▶ _Given task_
Return the records that follow, matching each one exactly.

▶ _Exercise materials_
————————
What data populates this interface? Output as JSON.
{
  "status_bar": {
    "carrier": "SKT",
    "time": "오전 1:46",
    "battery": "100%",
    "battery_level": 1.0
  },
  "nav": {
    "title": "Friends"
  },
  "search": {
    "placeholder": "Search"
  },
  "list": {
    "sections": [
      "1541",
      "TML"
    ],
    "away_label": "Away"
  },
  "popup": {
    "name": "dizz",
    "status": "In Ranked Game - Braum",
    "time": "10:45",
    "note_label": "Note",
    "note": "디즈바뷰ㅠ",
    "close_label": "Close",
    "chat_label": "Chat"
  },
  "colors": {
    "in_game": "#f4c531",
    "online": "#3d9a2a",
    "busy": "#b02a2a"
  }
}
————————
▶ _Response to the exercise_
What data populates this interface? Output as JSON.
{
  "status_bar": {
    "carrier": "SKT",
    "time": "오전 1:46",
    "battery": "100%",
    "battery_level": 1.0
  },
  "nav": {
    "title": "Friends"
  },
  "search": {
    "placeholder": "Search"
  },
  "list": {
    "sections": [
      "1541",
      "TML"
    ],
    "away_label": "Away"
  },
  "popup": {
    "name": "dizz",
    "status": "In Ranked Game - Braum",
    "time": "10:45",
    "note_label": "Note",
    "note": "디즈바뷰ㅠ",
    "close_label": "Close",
    "chat_label": "Chat"
  },
  "colors": {
    "in_game": "#f4c531",
    "online": "#3d9a2a",
    "busy": "#b02a2a"
  }
}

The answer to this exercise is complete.